Work required: Repeat the records exactly. Every line must match.

Data for processing:
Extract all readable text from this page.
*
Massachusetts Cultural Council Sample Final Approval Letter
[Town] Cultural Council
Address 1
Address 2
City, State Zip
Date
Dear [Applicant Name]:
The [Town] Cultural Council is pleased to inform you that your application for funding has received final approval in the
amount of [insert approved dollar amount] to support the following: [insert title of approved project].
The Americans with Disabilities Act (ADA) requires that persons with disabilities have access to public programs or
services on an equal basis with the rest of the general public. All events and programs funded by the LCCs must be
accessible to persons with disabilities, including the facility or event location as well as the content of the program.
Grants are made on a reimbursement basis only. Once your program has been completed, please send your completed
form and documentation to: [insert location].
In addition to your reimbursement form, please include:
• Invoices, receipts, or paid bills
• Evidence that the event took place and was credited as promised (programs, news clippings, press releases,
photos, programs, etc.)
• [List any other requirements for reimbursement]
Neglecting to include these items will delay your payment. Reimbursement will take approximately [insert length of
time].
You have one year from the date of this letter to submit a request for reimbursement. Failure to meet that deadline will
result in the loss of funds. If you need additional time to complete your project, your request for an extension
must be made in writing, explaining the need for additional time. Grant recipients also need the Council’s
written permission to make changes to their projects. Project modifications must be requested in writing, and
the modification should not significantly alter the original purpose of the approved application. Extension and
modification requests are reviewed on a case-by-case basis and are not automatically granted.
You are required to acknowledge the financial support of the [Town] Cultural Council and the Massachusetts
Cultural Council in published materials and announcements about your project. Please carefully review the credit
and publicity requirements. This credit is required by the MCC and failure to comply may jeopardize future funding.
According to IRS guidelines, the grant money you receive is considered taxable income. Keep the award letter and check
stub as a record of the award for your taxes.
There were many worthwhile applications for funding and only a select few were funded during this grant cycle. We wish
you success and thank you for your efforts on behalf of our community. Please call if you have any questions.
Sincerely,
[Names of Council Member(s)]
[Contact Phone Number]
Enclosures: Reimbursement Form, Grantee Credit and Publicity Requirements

Correct response:
Extract all readable text from this page.
*
Massachusetts Cultural Council Sample Final Approval Letter
[Town] Cultural Council
Address 1
Address 2
City, State Zip
Date
Dear [Applicant Name]:
The [Town] Cultural Council is pleased to inform you that your application for funding has received final approval in the
amount of [insert approved dollar amount] to support the following: [insert title of approved project].
The Americans with Disabilities Act (ADA) requires that persons with disabilities have access to public programs or
services on an equal basis with the rest of the general public. All events and programs funded by the LCCs must be
accessible to persons with disabilities, including the facility or event location as well as the content of the program.
Grants are made on a reimbursement basis only. Once your program has been completed, please send your completed
form and documentation to: [insert location].
In addition to your reimbursement form, please include:
• Invoices, receipts, or paid bills
• Evidence that the event took place and was credited as promised (programs, news clippings, press releases,
photos, programs, etc.)
• [List any other requirements for reimbursement]
Neglecting to include these items will delay your payment. Reimbursement will take approximately [insert length of
time].
You have one year from the date of this letter to submit a request for reimbursement. Failure to meet that deadline will
result in the loss of funds. If you need additional time to complete your project, your request for an extension
must be made in writing, explaining the need for additional time. Grant recipients also need the Council’s
written permission to make changes to their projects. Project modifications must be requested in writing, and
the modification should not significantly alter the original purpose of the approved application. Extension and
modification requests are reviewed on a case-by-case basis and are not automatically granted.
You are required to acknowledge the financial support of the [Town] Cultural Council and the Massachusetts
Cultural Council in published materials and announcements about your project. Please carefully review the credit
and publicity requirements. This credit is required by the MCC and failure to comply may jeopardize future funding.
According to IRS guidelines, the grant money you receive is considered taxable income. Keep the award letter and check
stub as a record of the award for your taxes.
There were many worthwhile applications for funding and only a select few were funded during this grant cycle. We wish
you success and thank you for your efforts on behalf of our community. Please call if you have any questions.
Sincerely,
[Names of Council Member(s)]
[Contact Phone Number]
Enclosures: Reimbursement Form, Grantee Credit and Publicity Requirements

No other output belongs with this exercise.